* Provided entries:
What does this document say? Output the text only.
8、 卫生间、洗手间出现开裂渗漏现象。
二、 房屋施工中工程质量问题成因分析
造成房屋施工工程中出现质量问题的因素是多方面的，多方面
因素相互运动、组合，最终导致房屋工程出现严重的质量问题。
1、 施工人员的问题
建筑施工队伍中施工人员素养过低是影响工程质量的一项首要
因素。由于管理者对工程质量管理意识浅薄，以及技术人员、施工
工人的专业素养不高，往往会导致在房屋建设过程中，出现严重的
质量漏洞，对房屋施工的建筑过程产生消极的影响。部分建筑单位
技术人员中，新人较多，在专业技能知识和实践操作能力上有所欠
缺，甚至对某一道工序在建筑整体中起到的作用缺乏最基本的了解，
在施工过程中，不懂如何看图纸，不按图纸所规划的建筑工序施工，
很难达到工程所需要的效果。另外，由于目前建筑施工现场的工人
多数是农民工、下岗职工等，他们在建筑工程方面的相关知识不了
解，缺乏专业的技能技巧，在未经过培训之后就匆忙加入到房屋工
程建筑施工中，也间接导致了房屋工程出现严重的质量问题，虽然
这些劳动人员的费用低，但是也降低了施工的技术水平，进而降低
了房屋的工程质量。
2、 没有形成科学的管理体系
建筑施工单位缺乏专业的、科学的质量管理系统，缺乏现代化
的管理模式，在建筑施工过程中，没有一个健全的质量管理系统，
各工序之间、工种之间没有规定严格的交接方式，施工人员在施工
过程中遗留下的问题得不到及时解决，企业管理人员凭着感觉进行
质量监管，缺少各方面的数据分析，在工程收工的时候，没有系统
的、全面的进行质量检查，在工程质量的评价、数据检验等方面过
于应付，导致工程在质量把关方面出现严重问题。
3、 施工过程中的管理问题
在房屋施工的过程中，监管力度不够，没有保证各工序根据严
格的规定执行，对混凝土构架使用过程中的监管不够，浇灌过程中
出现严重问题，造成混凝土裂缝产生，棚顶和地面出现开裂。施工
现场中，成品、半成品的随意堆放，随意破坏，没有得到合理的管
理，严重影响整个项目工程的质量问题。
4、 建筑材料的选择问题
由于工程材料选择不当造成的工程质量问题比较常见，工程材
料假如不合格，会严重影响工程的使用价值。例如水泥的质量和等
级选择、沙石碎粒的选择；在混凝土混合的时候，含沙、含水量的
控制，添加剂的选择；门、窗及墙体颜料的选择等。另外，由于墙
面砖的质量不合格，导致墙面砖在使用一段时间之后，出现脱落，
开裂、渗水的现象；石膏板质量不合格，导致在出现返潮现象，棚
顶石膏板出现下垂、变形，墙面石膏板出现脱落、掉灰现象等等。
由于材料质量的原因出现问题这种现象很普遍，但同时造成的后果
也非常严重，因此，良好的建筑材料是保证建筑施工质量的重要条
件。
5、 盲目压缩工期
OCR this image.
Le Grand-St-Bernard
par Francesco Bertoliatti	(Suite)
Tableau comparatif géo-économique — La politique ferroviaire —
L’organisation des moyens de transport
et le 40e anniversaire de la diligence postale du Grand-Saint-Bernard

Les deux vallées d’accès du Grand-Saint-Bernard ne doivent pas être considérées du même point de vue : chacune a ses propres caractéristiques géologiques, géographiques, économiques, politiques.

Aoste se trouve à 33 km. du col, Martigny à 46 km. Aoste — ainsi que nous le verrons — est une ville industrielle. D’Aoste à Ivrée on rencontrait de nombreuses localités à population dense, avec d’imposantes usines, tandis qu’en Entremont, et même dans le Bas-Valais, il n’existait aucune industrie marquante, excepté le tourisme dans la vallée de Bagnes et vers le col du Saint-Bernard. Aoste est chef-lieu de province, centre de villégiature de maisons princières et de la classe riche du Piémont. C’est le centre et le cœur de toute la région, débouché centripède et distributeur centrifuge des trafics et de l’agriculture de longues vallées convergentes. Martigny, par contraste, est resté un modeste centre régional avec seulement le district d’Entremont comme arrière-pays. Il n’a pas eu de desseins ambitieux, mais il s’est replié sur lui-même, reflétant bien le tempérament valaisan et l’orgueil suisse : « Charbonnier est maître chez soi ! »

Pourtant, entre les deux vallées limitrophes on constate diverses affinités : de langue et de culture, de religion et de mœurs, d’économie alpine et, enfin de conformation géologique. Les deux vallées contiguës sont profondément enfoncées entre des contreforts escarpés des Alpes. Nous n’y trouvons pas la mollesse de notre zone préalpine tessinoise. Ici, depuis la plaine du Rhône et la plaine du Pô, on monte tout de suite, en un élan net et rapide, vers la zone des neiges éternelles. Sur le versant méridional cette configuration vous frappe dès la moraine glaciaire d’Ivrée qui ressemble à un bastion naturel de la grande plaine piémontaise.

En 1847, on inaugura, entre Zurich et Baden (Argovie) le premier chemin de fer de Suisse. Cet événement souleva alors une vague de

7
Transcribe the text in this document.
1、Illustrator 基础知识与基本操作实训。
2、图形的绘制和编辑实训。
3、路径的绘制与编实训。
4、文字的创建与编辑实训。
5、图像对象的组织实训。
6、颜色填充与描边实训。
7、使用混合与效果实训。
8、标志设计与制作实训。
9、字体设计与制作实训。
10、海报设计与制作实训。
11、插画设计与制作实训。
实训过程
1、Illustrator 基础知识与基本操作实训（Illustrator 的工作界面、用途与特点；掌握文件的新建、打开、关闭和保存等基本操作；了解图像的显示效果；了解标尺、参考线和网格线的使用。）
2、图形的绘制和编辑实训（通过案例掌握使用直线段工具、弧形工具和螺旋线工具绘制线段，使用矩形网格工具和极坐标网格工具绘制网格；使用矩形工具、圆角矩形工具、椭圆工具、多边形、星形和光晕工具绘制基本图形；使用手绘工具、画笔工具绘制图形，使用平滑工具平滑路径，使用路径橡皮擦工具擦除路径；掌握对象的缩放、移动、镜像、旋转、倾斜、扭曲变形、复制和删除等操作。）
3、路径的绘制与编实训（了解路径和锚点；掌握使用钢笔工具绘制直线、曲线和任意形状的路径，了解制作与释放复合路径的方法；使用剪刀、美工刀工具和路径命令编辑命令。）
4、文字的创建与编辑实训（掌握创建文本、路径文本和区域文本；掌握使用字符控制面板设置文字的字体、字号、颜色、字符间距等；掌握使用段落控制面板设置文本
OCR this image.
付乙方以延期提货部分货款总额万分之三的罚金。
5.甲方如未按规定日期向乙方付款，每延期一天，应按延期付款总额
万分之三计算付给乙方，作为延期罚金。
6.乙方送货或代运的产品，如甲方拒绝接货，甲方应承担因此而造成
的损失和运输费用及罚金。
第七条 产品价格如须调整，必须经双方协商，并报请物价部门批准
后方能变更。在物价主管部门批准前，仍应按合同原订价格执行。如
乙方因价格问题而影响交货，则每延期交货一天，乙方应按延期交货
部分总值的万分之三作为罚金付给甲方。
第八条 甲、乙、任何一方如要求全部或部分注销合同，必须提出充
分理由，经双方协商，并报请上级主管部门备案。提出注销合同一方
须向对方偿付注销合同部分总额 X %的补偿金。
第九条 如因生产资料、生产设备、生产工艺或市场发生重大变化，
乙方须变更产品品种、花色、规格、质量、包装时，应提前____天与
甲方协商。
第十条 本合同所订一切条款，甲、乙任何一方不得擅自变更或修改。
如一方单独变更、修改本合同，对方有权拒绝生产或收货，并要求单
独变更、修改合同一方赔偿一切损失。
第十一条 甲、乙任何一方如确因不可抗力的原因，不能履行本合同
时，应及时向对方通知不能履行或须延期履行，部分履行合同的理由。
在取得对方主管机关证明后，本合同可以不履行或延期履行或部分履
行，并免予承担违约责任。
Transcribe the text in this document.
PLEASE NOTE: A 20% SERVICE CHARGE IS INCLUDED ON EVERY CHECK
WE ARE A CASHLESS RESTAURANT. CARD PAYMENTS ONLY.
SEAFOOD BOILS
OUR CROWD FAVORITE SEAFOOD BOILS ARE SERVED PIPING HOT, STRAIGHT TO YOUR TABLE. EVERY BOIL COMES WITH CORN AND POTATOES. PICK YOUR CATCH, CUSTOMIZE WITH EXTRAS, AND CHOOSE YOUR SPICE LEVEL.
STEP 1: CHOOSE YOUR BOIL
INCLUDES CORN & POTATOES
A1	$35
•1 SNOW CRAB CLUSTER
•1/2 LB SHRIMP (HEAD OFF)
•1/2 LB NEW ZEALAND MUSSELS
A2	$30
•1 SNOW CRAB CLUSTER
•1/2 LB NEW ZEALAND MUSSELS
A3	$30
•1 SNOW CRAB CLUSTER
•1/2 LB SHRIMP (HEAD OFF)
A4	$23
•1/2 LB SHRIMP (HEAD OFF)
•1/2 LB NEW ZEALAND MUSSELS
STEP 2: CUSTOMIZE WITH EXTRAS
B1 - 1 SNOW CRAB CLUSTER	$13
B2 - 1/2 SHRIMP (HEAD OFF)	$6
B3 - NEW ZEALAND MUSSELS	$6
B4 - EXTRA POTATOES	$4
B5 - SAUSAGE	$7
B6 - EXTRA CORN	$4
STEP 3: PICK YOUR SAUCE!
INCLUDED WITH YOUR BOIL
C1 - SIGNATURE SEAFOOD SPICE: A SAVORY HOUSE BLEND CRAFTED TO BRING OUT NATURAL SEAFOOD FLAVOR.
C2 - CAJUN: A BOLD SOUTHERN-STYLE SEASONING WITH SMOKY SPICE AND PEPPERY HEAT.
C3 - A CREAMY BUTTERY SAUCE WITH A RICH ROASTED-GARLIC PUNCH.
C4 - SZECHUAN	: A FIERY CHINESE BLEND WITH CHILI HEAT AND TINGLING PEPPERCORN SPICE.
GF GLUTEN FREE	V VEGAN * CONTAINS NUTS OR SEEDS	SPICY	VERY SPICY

* Stated goal:
Extract, from the listing above, every line where the string "路径的绘制与编实训" occurs.

* Response to the exercise:
3、路径的绘制与编实训。
3、路径的绘制与编实训（了解路径和锚点；掌握使用钢笔工具绘制直线、曲线和任意形状的路径，了解制作与释放复合路径的方法；使用剪刀、美工刀工具和路径命令编辑命令。）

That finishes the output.